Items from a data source
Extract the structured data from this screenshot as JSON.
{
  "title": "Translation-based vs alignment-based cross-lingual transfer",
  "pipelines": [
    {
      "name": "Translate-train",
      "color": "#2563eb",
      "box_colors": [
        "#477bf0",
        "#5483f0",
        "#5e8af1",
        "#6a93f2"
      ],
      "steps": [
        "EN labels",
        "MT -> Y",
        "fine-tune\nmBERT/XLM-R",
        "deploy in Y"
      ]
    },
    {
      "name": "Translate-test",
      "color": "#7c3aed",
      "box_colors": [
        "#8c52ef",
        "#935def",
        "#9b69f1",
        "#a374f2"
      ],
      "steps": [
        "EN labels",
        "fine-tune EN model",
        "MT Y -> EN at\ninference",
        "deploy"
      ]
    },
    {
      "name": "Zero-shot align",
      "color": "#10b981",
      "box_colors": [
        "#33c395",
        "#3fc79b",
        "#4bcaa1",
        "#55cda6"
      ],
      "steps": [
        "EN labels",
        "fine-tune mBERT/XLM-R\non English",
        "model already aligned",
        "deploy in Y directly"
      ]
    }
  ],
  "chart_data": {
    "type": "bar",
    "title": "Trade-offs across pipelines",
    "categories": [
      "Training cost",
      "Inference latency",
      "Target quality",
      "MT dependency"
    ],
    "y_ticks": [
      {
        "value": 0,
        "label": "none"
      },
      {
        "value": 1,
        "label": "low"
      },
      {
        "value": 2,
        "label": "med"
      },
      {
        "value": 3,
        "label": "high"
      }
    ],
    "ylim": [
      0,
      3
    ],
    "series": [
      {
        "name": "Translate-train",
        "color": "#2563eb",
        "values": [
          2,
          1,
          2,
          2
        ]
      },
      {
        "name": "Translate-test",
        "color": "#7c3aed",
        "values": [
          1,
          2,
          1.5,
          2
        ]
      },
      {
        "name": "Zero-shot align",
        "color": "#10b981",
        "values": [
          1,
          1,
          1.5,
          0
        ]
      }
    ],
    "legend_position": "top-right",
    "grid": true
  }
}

__Work to be completed__: Pull out each line containing the word "model" and copy it.

__Written response__:
        "fine-tune EN model",
        "model already aligned",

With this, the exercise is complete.